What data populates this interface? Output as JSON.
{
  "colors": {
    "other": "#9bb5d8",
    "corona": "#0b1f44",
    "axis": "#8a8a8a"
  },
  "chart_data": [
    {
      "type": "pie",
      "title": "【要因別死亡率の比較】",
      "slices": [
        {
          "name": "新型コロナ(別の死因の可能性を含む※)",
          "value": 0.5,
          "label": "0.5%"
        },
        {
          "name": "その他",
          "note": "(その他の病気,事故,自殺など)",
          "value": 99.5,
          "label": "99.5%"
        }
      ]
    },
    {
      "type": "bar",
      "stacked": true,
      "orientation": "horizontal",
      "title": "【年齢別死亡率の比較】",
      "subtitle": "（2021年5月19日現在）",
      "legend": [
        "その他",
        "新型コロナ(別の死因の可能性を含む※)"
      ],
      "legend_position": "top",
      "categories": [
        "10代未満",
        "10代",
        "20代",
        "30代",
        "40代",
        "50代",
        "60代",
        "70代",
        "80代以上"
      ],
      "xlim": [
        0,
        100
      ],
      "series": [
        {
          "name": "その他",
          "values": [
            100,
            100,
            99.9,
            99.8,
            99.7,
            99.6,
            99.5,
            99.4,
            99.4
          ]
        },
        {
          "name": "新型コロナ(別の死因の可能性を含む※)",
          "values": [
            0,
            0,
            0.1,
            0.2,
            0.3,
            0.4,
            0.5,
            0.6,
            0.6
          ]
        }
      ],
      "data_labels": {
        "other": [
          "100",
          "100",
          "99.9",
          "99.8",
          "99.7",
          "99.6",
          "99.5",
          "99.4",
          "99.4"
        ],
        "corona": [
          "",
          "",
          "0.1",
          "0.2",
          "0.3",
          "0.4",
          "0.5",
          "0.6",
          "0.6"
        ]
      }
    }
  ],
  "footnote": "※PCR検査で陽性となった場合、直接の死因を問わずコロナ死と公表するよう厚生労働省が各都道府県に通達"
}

───

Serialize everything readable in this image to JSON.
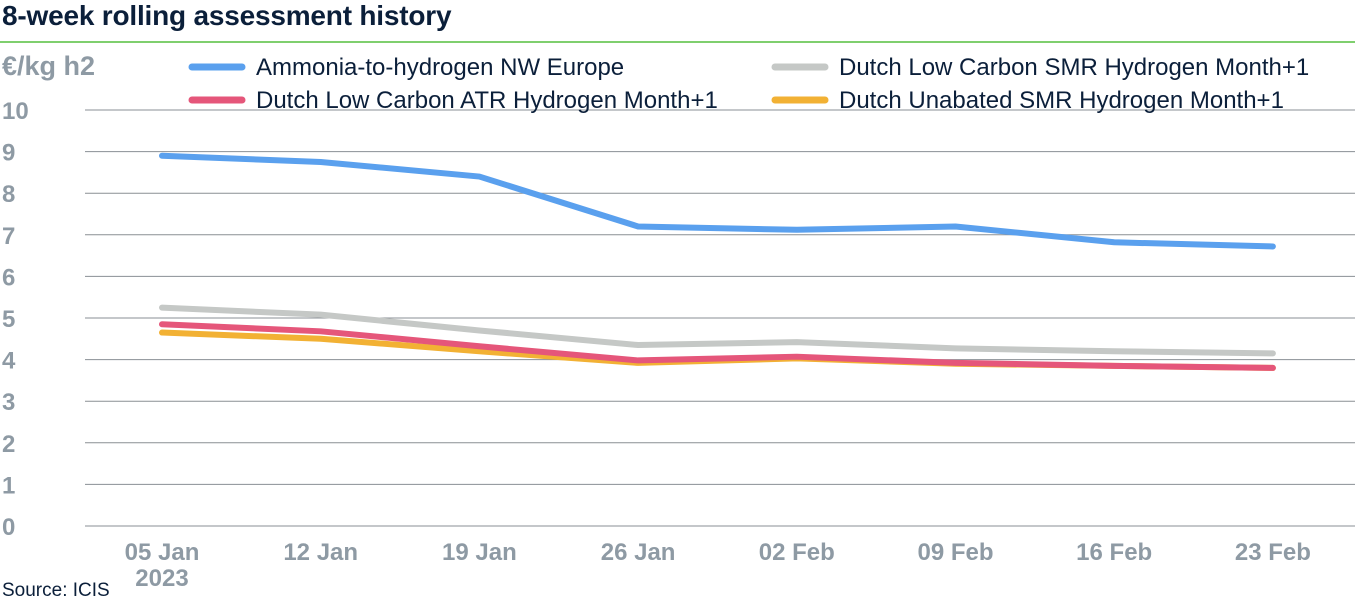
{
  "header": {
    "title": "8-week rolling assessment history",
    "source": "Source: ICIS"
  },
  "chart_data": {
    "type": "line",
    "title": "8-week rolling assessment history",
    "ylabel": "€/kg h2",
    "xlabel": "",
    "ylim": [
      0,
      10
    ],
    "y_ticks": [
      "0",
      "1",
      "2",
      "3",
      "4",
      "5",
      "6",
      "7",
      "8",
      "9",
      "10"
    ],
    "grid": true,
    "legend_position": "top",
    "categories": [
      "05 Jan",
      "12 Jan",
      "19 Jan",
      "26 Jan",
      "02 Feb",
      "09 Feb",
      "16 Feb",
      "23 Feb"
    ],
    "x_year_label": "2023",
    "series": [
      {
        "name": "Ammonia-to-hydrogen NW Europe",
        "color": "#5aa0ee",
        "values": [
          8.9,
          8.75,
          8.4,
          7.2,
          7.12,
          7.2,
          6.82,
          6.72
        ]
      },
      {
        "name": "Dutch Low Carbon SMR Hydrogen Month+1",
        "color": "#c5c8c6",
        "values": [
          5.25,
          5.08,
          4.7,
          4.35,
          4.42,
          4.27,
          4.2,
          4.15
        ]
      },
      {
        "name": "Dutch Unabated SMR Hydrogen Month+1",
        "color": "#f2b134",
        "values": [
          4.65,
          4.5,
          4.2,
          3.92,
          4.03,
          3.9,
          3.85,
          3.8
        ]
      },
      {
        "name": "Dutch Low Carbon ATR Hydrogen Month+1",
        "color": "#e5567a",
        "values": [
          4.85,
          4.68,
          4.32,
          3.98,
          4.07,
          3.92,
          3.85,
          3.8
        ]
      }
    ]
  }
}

───

> SET PROBLEM
Extract each line holding the word "Carbon" from the records.

> EXPECTED OUTPUT
        "name": "Dutch Low Carbon SMR Hydrogen Month+1",
        "name": "Dutch Low Carbon ATR Hydrogen Month+1",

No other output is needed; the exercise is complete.